GIVEN INSTRUCTION. Give back the entire listing verbatim.

GIVEN ENTRIES.
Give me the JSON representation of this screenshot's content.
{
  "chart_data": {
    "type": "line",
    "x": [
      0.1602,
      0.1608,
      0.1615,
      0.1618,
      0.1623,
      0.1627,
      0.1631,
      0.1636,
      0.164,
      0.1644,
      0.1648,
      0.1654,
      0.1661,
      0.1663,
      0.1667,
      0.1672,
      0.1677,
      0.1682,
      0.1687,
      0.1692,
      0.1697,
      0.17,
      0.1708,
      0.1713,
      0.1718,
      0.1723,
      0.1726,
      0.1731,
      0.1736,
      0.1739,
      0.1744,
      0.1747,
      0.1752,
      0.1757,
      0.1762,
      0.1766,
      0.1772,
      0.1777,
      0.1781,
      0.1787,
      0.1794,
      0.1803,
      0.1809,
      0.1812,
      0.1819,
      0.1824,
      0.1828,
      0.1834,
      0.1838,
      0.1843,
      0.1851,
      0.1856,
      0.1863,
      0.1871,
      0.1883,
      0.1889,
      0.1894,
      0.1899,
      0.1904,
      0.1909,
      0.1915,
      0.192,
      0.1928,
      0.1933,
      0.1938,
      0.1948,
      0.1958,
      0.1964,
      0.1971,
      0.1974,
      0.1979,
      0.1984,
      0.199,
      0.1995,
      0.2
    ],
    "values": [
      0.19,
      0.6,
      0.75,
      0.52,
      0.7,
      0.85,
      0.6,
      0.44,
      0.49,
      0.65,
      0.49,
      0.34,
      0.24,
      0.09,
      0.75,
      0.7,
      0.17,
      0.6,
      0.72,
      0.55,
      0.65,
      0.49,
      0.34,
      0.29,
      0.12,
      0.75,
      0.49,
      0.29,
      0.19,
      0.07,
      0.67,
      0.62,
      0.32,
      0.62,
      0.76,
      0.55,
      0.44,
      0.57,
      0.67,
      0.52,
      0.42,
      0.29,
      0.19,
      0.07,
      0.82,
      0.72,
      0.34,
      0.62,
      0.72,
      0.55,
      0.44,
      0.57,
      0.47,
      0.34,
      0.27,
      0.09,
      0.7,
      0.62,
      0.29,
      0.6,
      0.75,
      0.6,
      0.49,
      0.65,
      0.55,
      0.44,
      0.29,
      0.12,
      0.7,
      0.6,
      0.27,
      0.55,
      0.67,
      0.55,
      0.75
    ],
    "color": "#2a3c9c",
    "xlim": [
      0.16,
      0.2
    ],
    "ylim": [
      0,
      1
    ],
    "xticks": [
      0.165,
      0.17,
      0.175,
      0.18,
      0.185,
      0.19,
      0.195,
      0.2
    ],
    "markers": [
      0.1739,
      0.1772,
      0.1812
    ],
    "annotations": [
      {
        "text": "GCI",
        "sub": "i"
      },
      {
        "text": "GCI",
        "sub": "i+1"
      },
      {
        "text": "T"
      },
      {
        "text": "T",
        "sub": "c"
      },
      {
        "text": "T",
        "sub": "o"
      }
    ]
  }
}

WRITTEN REPLY.
Give me the JSON representation of this screenshot's content.
{
  "chart_data": {
    "type": "line",
    "x": [
      0.1602,
      0.1608,
      0.1615,
      0.1618,
      0.1623,
      0.1627,
      0.1631,
      0.1636,
      0.164,
      0.1644,
      0.1648,
      0.1654,
      0.1661,
      0.1663,
      0.1667,
      0.1672,
      0.1677,
      0.1682,
      0.1687,
      0.1692,
      0.1697,
      0.17,
      0.1708,
      0.1713,
      0.1718,
      0.1723,
      0.1726,
      0.1731,
      0.1736,
      0.1739,
      0.1744,
      0.1747,
      0.1752,
      0.1757,
      0.1762,
      0.1766,
      0.1772,
      0.1777,
      0.1781,
      0.1787,
      0.1794,
      0.1803,
      0.1809,
      0.1812,
      0.1819,
      0.1824,
      0.1828,
      0.1834,
      0.1838,
      0.1843,
      0.1851,
      0.1856,
      0.1863,
      0.1871,
      0.1883,
      0.1889,
      0.1894,
      0.1899,
      0.1904,
      0.1909,
      0.1915,
      0.192,
      0.1928,
      0.1933,
      0.1938,
      0.1948,
      0.1958,
      0.1964,
      0.1971,
      0.1974,
      0.1979,
      0.1984,
      0.199,
      0.1995,
      0.2
    ],
    "values": [
      0.19,
      0.6,
      0.75,
      0.52,
      0.7,
      0.85,
      0.6,
      0.44,
      0.49,
      0.65,
      0.49,
      0.34,
      0.24,
      0.09,
      0.75,
      0.7,
      0.17,
      0.6,
      0.72,
      0.55,
      0.65,
      0.49,
      0.34,
      0.29,
      0.12,
      0.75,
      0.49,
      0.29,
      0.19,
      0.07,
      0.67,
      0.62,
      0.32,
      0.62,
      0.76,
      0.55,
      0.44,
      0.57,
      0.67,
      0.52,
      0.42,
      0.29,
      0.19,
      0.07,
      0.82,
      0.72,
      0.34,
      0.62,
      0.72,
      0.55,
      0.44,
      0.57,
      0.47,
      0.34,
      0.27,
      0.09,
      0.7,
      0.62,
      0.29,
      0.6,
      0.75,
      0.6,
      0.49,
      0.65,
      0.55,
      0.44,
      0.29,
      0.12,
      0.7,
      0.6,
      0.27,
      0.55,
      0.67,
      0.55,
      0.75
    ],
    "color": "#2a3c9c",
    "xlim": [
      0.16,
      0.2
    ],
    "ylim": [
      0,
      1
    ],
    "xticks": [
      0.165,
      0.17,
      0.175,
      0.18,
      0.185,
      0.19,
      0.195,
      0.2
    ],
    "markers": [
      0.1739,
      0.1772,
      0.1812
    ],
    "annotations": [
      {
        "text": "GCI",
        "sub": "i"
      },
      {
        "text": "GCI",
        "sub": "i+1"
      },
      {
        "text": "T"
      },
      {
        "text": "T",
        "sub": "c"
      },
      {
        "text": "T",
        "sub": "o"
      }
    ]
  }
}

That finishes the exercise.